### Stated task
Edit the data starting at the line that contains "map-dot (1879, 83, 1890, 95)" and ending at the line that contains "map-dot (1096, 380, 1107, 392)". Give those lines again with "Visit My Portfolio Website" changed to "View My Portfolio" and nothing else altered.

*-*-*

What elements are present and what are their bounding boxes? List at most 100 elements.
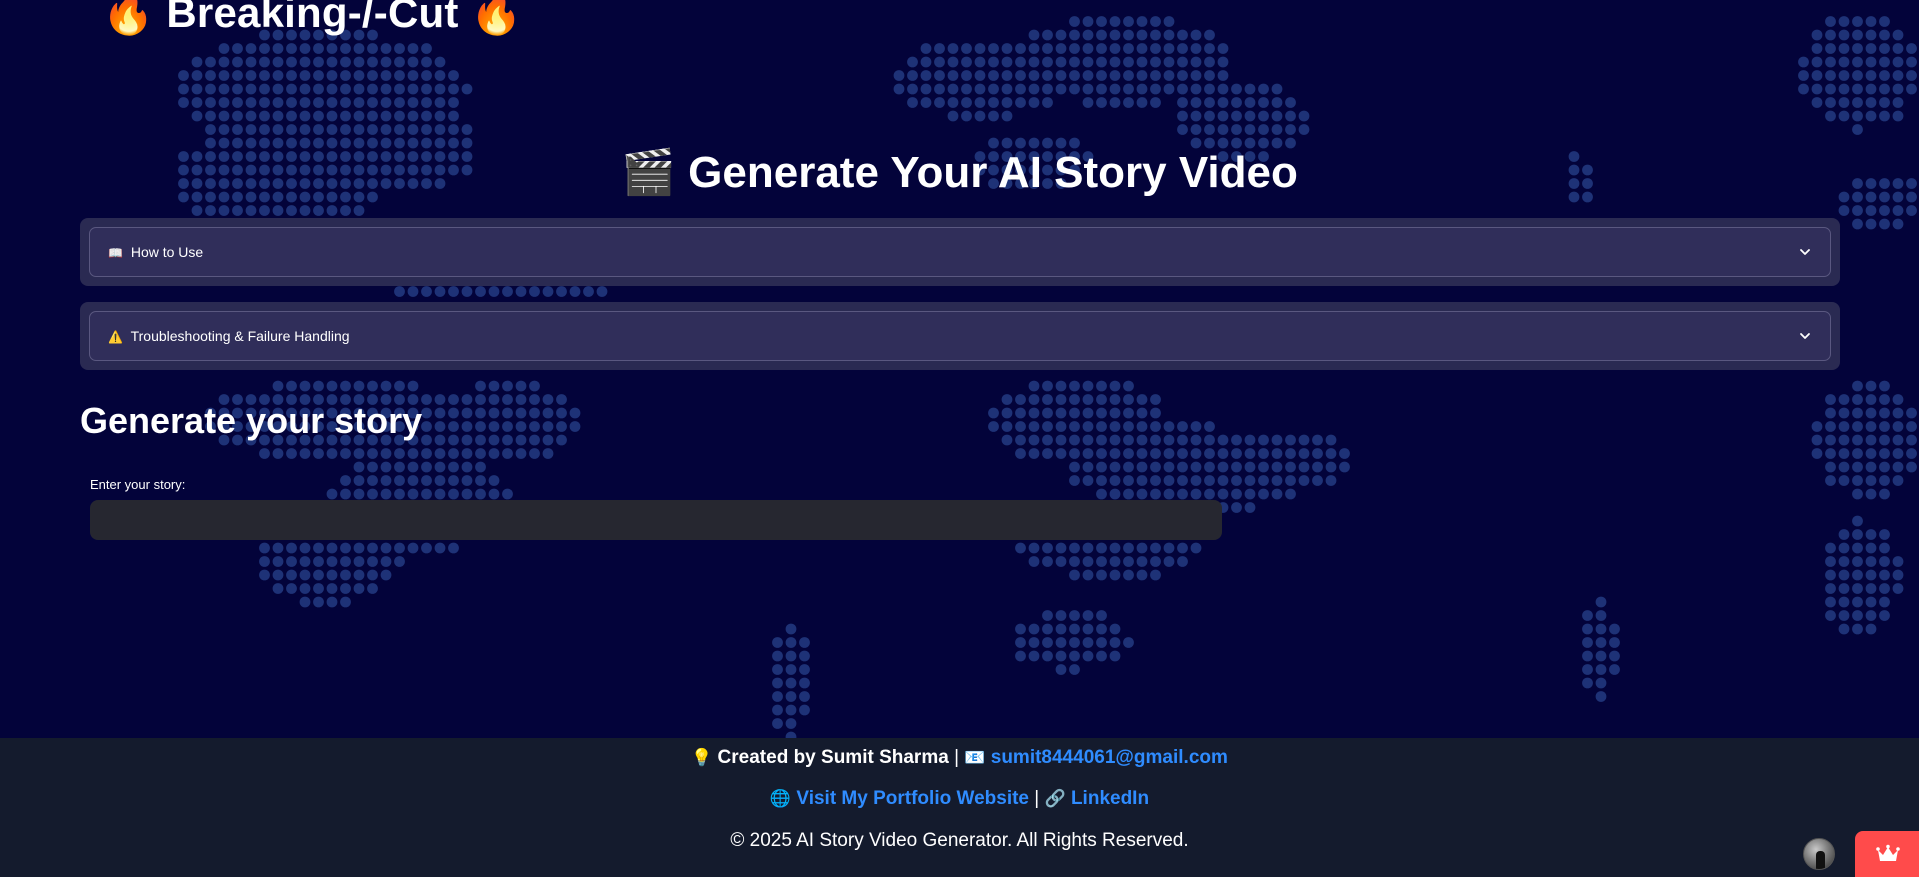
map-dot (1879, 83, 1890, 95)
map-dot (1825, 16, 1836, 27)
warning-icon: ⚠️ (108, 330, 123, 344)
map-dot (245, 83, 257, 95)
map-dot (353, 380, 365, 392)
map-dot (1879, 56, 1890, 68)
created-by-text: Created by Sumit Sharma (717, 747, 949, 768)
map-dot (272, 448, 284, 459)
map-dot (1028, 434, 1040, 446)
map-dot (299, 569, 311, 581)
map-dot (340, 110, 351, 122)
map-dot (1096, 623, 1107, 635)
map-dot (380, 569, 392, 581)
map-dot (569, 407, 581, 419)
map-dot (1865, 380, 1877, 392)
map-dot (1082, 56, 1094, 68)
map-dot (1865, 205, 1877, 216)
map-dot (1852, 623, 1863, 635)
map-dot (340, 488, 351, 500)
map-dot (394, 124, 405, 135)
map-dot (1096, 43, 1107, 54)
map-dot (380, 97, 392, 108)
map-dot (340, 583, 351, 594)
map-dot (1582, 623, 1593, 635)
map-dot (1852, 83, 1863, 95)
map-dot (1811, 56, 1823, 68)
map-dot (1123, 556, 1134, 567)
map-dot (502, 407, 513, 419)
map-dot (367, 56, 378, 68)
map-dot (1042, 623, 1053, 635)
chevron-down-icon[interactable] (1798, 329, 1812, 343)
map-dot (1258, 475, 1269, 486)
map-dot (1163, 83, 1175, 95)
map-dot (434, 461, 446, 473)
map-dot (259, 556, 270, 567)
portfolio-link[interactable]: Visit My Portfolio Website (796, 788, 1029, 809)
email-link[interactable]: sumit8444061@gmail.com (991, 747, 1228, 768)
map-dot (1906, 83, 1917, 95)
streamlit-badge-button[interactable] (1855, 831, 1919, 877)
map-dot (1811, 421, 1823, 432)
map-dot (1258, 448, 1269, 459)
map-dot (353, 124, 365, 135)
map-dot (326, 56, 338, 68)
map-dot (407, 286, 419, 297)
map-dot (326, 448, 338, 459)
troubleshooting-expander[interactable]: ⚠️ Troubleshooting & Failure Handling (89, 311, 1831, 361)
map-dot (1042, 448, 1053, 459)
map-dot (367, 556, 378, 567)
map-dot (1865, 542, 1877, 554)
how-to-use-expander[interactable]: 📖 How to Use (89, 227, 1831, 277)
map-dot (1109, 650, 1121, 662)
map-dot (313, 124, 324, 135)
map-dot (1231, 97, 1242, 108)
map-dot (1825, 556, 1836, 567)
map-dot (1271, 110, 1283, 122)
map-dot (191, 110, 203, 122)
map-dot (1204, 421, 1215, 432)
map-dot (1150, 29, 1161, 41)
map-dot (407, 542, 419, 554)
map-dot (1825, 542, 1836, 554)
map-dot (1096, 380, 1107, 392)
map-dot (1825, 448, 1836, 459)
map-dot (380, 43, 392, 54)
map-dot (1082, 43, 1094, 54)
map-dot (1136, 448, 1148, 459)
map-dot (1150, 16, 1161, 27)
map-dot (394, 488, 405, 500)
avatar[interactable] (1803, 838, 1835, 870)
map-dot (1096, 29, 1107, 41)
map-dot (1190, 29, 1202, 41)
chevron-down-icon[interactable] (1798, 245, 1812, 259)
map-dot (421, 124, 432, 135)
map-dot (434, 475, 446, 486)
map-dot (556, 421, 567, 432)
map-dot (934, 83, 945, 95)
map-dot (1109, 56, 1121, 68)
map-dot (1015, 83, 1026, 95)
map-dot (299, 124, 311, 135)
map-dot (1136, 394, 1148, 405)
map-dot (272, 110, 284, 122)
map-dot (367, 380, 378, 392)
linkedin-link[interactable]: LinkedIn (1071, 788, 1149, 809)
map-dot (988, 407, 999, 419)
map-dot (1204, 448, 1215, 459)
map-dot (1865, 394, 1877, 405)
map-dot (1852, 475, 1863, 486)
map-dot (569, 286, 581, 297)
map-dot (1811, 83, 1823, 95)
map-dot (367, 569, 378, 581)
story-input[interactable] (90, 500, 1222, 540)
map-dot (1892, 43, 1904, 54)
map-dot (272, 556, 284, 567)
map-dot (1271, 448, 1283, 459)
map-dot (1852, 434, 1863, 446)
map-dot (353, 488, 365, 500)
map-dot (1163, 475, 1175, 486)
map-dot (299, 542, 311, 554)
map-dot (1123, 569, 1134, 581)
map-dot (1609, 623, 1620, 635)
map-dot (461, 124, 473, 135)
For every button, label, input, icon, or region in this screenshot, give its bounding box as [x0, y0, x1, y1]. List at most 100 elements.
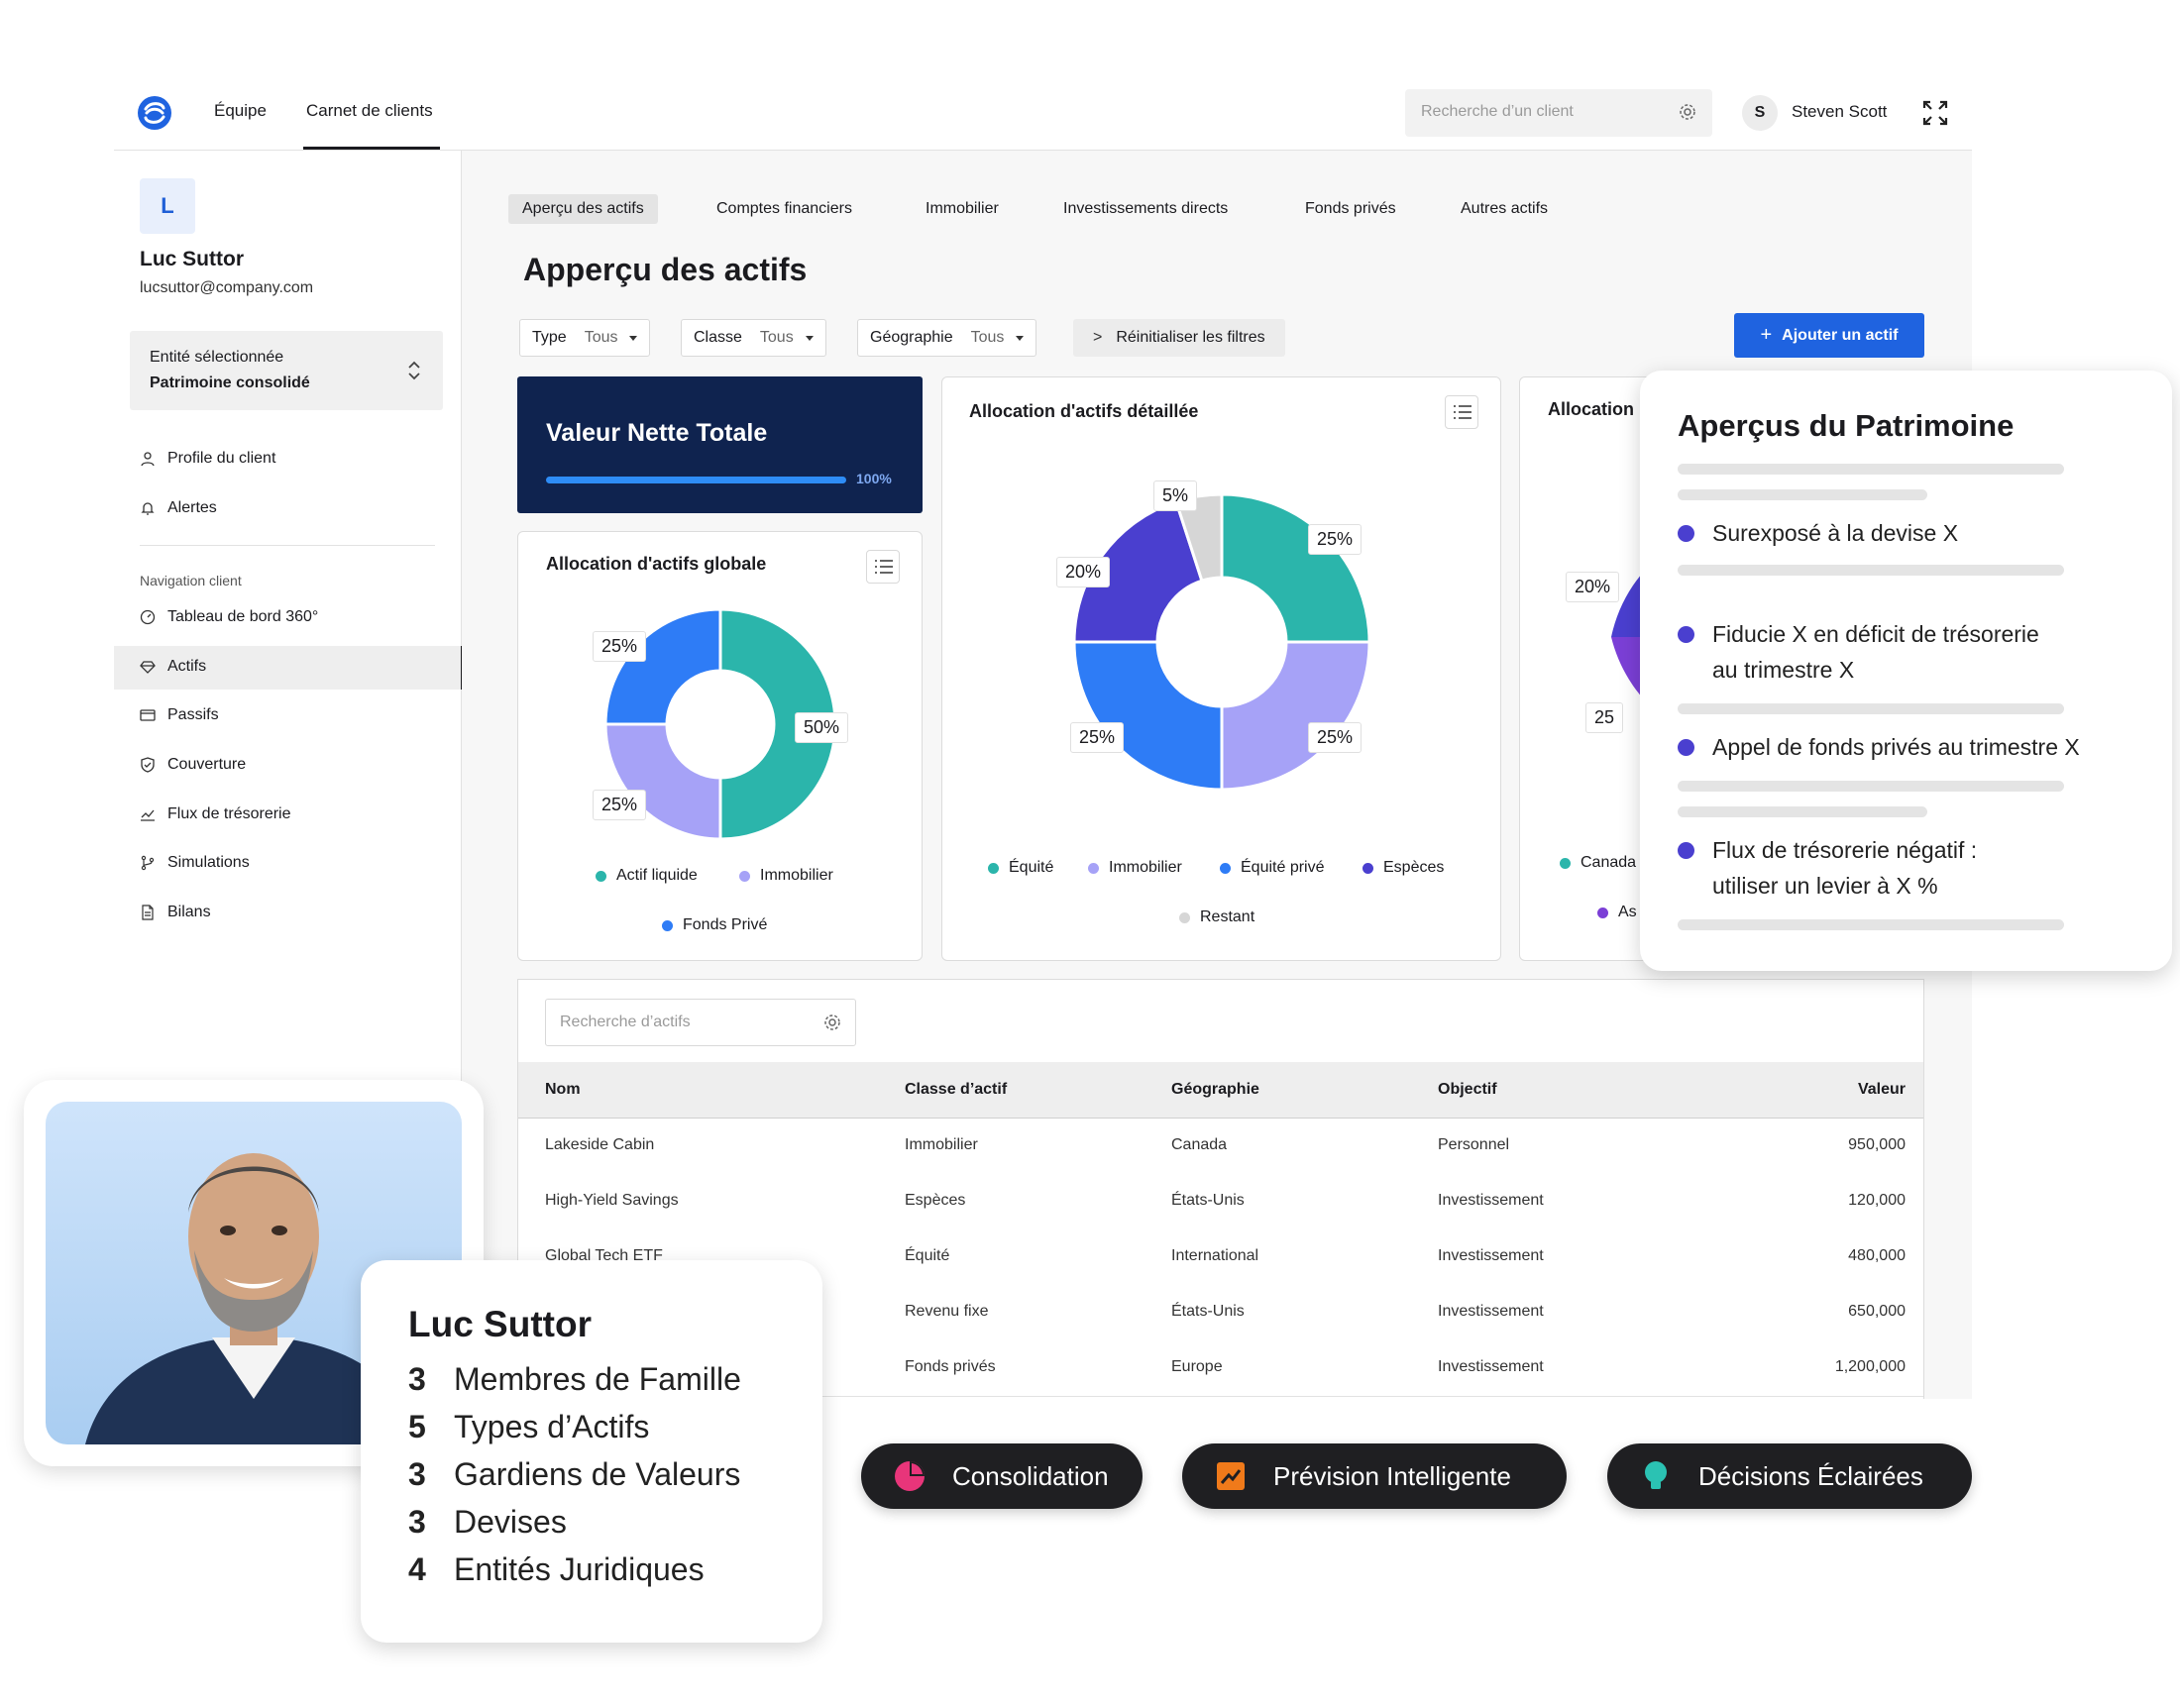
tab-fonds-prives[interactable]: Fonds privés — [1291, 194, 1410, 224]
column-header[interactable]: Classe d’actif — [905, 1081, 1007, 1099]
sidebar-item-label: Actifs — [167, 658, 207, 675]
sidebar-item-actifs[interactable]: Actifs — [140, 656, 206, 678]
client-email: lucsuttor@company.com — [140, 279, 314, 296]
user-icon — [141, 452, 155, 467]
column-header[interactable]: Valeur — [1858, 1081, 1906, 1099]
cell-value: 1,200,000 — [1834, 1358, 1906, 1375]
insights-title: Aperçus du Patrimoine — [1678, 408, 2015, 443]
sidebar-item-profile[interactable]: Profile du client — [140, 448, 275, 470]
donut-slice[interactable] — [1072, 640, 1224, 792]
cell-class: Équité — [905, 1247, 950, 1264]
cell-objective: Investissement — [1438, 1303, 1544, 1320]
sidebar-item-label: Alertes — [167, 499, 217, 516]
app-logo-icon[interactable] — [137, 95, 172, 131]
sidebar-item-couverture[interactable]: Couverture — [140, 754, 246, 776]
caret-down-icon — [805, 335, 814, 341]
legend-item: Restant — [1179, 908, 1254, 926]
skeleton-line — [1678, 489, 1927, 500]
net-worth-percent: 100% — [856, 471, 892, 486]
reset-filters-button[interactable]: > Réinitialiser les filtres — [1073, 319, 1285, 357]
tab-autres-actifs[interactable]: Autres actifs — [1447, 194, 1562, 224]
page-title: Apperçu des actifs — [523, 252, 808, 287]
search-settings-icon[interactable] — [1679, 103, 1696, 121]
sidebar-item-passifs[interactable]: Passifs — [140, 704, 219, 726]
stat-number: 3 — [408, 1504, 426, 1540]
cell-class: Espèces — [905, 1192, 966, 1209]
insight-item[interactable]: Surexposé à la devise X — [1678, 515, 1958, 551]
sidebar-item-bilans[interactable]: Bilans — [140, 902, 211, 923]
tab-immobilier[interactable]: Immobilier — [912, 194, 1013, 224]
donut-slice[interactable] — [1220, 640, 1371, 792]
cell-class: Fonds privés — [905, 1358, 996, 1375]
dashboard-icon — [140, 609, 156, 625]
donut-slice[interactable] — [603, 607, 722, 726]
chevron-updown-icon — [408, 361, 420, 380]
filter-classe[interactable]: Classe Tous — [681, 319, 826, 357]
insight-text: Flux de trésorerie négatif : — [1712, 837, 1978, 863]
entity-selector[interactable]: Entité sélectionnée Patrimoine consolidé — [130, 331, 443, 410]
user-name[interactable]: Steven Scott — [1792, 102, 1887, 122]
search-settings-icon[interactable] — [823, 1014, 841, 1031]
sidebar-item-alerts[interactable]: Alertes — [140, 497, 217, 519]
legend-item: Actif liquide — [596, 867, 698, 885]
column-header[interactable]: Nom — [545, 1081, 581, 1099]
filter-type[interactable]: Type Tous — [519, 319, 651, 357]
sidebar-item-label: Simulations — [167, 854, 250, 871]
bullet-dot — [1678, 739, 1694, 756]
diamond-icon — [140, 661, 156, 674]
legend-label: Espèces — [1383, 859, 1445, 876]
fullscreen-icon[interactable] — [1922, 100, 1948, 126]
global-allocation-card: Allocation d'actifs globale 50% 25% 25% … — [517, 531, 923, 961]
user-avatar[interactable]: S — [1742, 95, 1778, 131]
donut-slice[interactable] — [603, 722, 722, 841]
add-asset-button[interactable]: + Ajouter un actif — [1734, 313, 1924, 358]
sidebar-item-flux[interactable]: Flux de trésorerie — [140, 803, 291, 825]
slice-label: 25% — [593, 790, 647, 820]
client-summary-card: Luc Suttor 3 Membres de Famille 5 Types d’… — [361, 1260, 822, 1643]
filter-value: Tous — [970, 329, 1005, 346]
table-row[interactable]: High-Yield Savings Espèces États-Unis In… — [518, 1174, 1923, 1230]
client-search-placeholder: Recherche d’un client — [1421, 103, 1574, 120]
filter-geographie[interactable]: Géographie Tous — [857, 319, 1037, 357]
consolidation-pill[interactable]: Consolidation — [861, 1443, 1143, 1509]
smart-forecast-pill[interactable]: Prévision Intelligente — [1182, 1443, 1567, 1509]
nav-carnet-de-clients[interactable]: Carnet de clients — [306, 101, 433, 121]
column-header[interactable]: Objectif — [1438, 1081, 1497, 1099]
cell-value: 480,000 — [1848, 1247, 1906, 1264]
legend-item: Immobilier — [739, 867, 833, 885]
tab-investissements-directs[interactable]: Investissements directs — [1049, 194, 1242, 224]
nav-equipe[interactable]: Équipe — [214, 101, 267, 121]
insight-item[interactable]: Appel de fonds privés au trimestre X — [1678, 729, 2080, 765]
net-worth-progress-bar — [546, 477, 846, 483]
entity-label: Entité sélectionnée — [150, 349, 284, 366]
bullet-dot — [1678, 525, 1694, 542]
sidebar-item-dashboard[interactable]: Tableau de bord 360° — [140, 606, 318, 628]
filter-value: Tous — [584, 329, 618, 346]
cell-geo: Europe — [1171, 1358, 1223, 1375]
cell-class: Revenu fixe — [905, 1303, 989, 1320]
cell-value: 120,000 — [1848, 1192, 1906, 1209]
column-header[interactable]: Géographie — [1171, 1081, 1259, 1099]
donut-slice[interactable] — [1220, 492, 1371, 644]
net-worth-card: Valeur Nette Totale 100% — [517, 376, 923, 513]
client-search-input[interactable]: Recherche d’un client — [1405, 89, 1712, 137]
cell-objective: Investissement — [1438, 1192, 1544, 1209]
tab-apercu-des-actifs[interactable]: Aperçu des actifs — [508, 194, 658, 224]
informed-decisions-pill[interactable]: Décisions Éclairées — [1607, 1443, 1972, 1509]
insight-item[interactable]: Fiducie X en déficit de trésorerie au tri… — [1678, 616, 2039, 688]
tab-comptes-financiers[interactable]: Comptes financiers — [703, 194, 866, 224]
insight-item[interactable]: Flux de trésorerie négatif : utiliser un … — [1678, 832, 1977, 904]
chart-line-icon — [141, 809, 155, 821]
table-row[interactable]: Lakeside Cabin Immobilier Canada Personn… — [518, 1119, 1923, 1175]
asset-search-input[interactable]: Recherche d’actifs — [545, 999, 856, 1046]
plus-icon: + — [1760, 324, 1773, 346]
sidebar-item-simulations[interactable]: Simulations — [140, 852, 250, 874]
legend-dot — [662, 919, 673, 931]
legend-dot — [1362, 862, 1373, 874]
cell-geo: États-Unis — [1171, 1303, 1245, 1320]
client-summary-name: Luc Suttor — [408, 1304, 592, 1344]
table-header: Nom Classe d’actif Géographie Objectif V… — [518, 1062, 1923, 1119]
stat-label: Types d’Actifs — [454, 1409, 650, 1444]
slice-label: 50% — [795, 712, 849, 743]
document-icon — [142, 905, 154, 920]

*-*-*

### Written response
map-dot (1879, 83, 1890, 95)
map-dot (1825, 16, 1836, 27)
warning-icon: ⚠️ (108, 330, 123, 344)
map-dot (245, 83, 257, 95)
map-dot (353, 380, 365, 392)
map-dot (1879, 56, 1890, 68)
created-by-text: Created by Sumit Sharma (717, 747, 949, 768)
map-dot (272, 448, 284, 459)
map-dot (1028, 434, 1040, 446)
map-dot (299, 569, 311, 581)
map-dot (340, 110, 351, 122)
map-dot (1096, 623, 1107, 635)
map-dot (380, 569, 392, 581)
map-dot (569, 407, 581, 419)
map-dot (1865, 380, 1877, 392)
map-dot (1082, 56, 1094, 68)
map-dot (1865, 205, 1877, 216)
map-dot (1852, 623, 1863, 635)
map-dot (340, 488, 351, 500)
map-dot (394, 124, 405, 135)
map-dot (1096, 43, 1107, 54)
map-dot (380, 97, 392, 108)
map-dot (340, 583, 351, 594)
map-dot (1582, 623, 1593, 635)
map-dot (1852, 83, 1863, 95)
map-dot (1811, 56, 1823, 68)
map-dot (1123, 556, 1134, 567)
map-dot (502, 407, 513, 419)
map-dot (367, 56, 378, 68)
map-dot (1042, 623, 1053, 635)
chevron-down-icon[interactable] (1798, 329, 1812, 343)
map-dot (1258, 475, 1269, 486)
map-dot (1163, 83, 1175, 95)
map-dot (434, 461, 446, 473)
map-dot (259, 556, 270, 567)
portfolio-link[interactable]: View My Portfolio (796, 788, 1029, 809)
email-link[interactable]: sumit8444061@gmail.com (991, 747, 1228, 768)
map-dot (1906, 83, 1917, 95)
streamlit-badge-button[interactable] (1855, 831, 1919, 877)
map-dot (1811, 421, 1823, 432)
map-dot (1258, 448, 1269, 459)
map-dot (353, 124, 365, 135)
map-dot (326, 56, 338, 68)
map-dot (407, 286, 419, 297)
map-dot (326, 448, 338, 459)
troubleshooting-expander[interactable]: ⚠️ Troubleshooting & Failure Handling (89, 311, 1831, 361)
map-dot (1042, 448, 1053, 459)
map-dot (367, 556, 378, 567)
map-dot (1865, 542, 1877, 554)
how-to-use-expander[interactable]: 📖 How to Use (89, 227, 1831, 277)
map-dot (1109, 650, 1121, 662)
map-dot (313, 124, 324, 135)
map-dot (1231, 97, 1242, 108)
map-dot (1825, 556, 1836, 567)
map-dot (1271, 110, 1283, 122)
map-dot (191, 110, 203, 122)
map-dot (1204, 421, 1215, 432)
map-dot (1150, 29, 1161, 41)
map-dot (407, 542, 419, 554)
map-dot (1825, 542, 1836, 554)
map-dot (1096, 380, 1107, 392)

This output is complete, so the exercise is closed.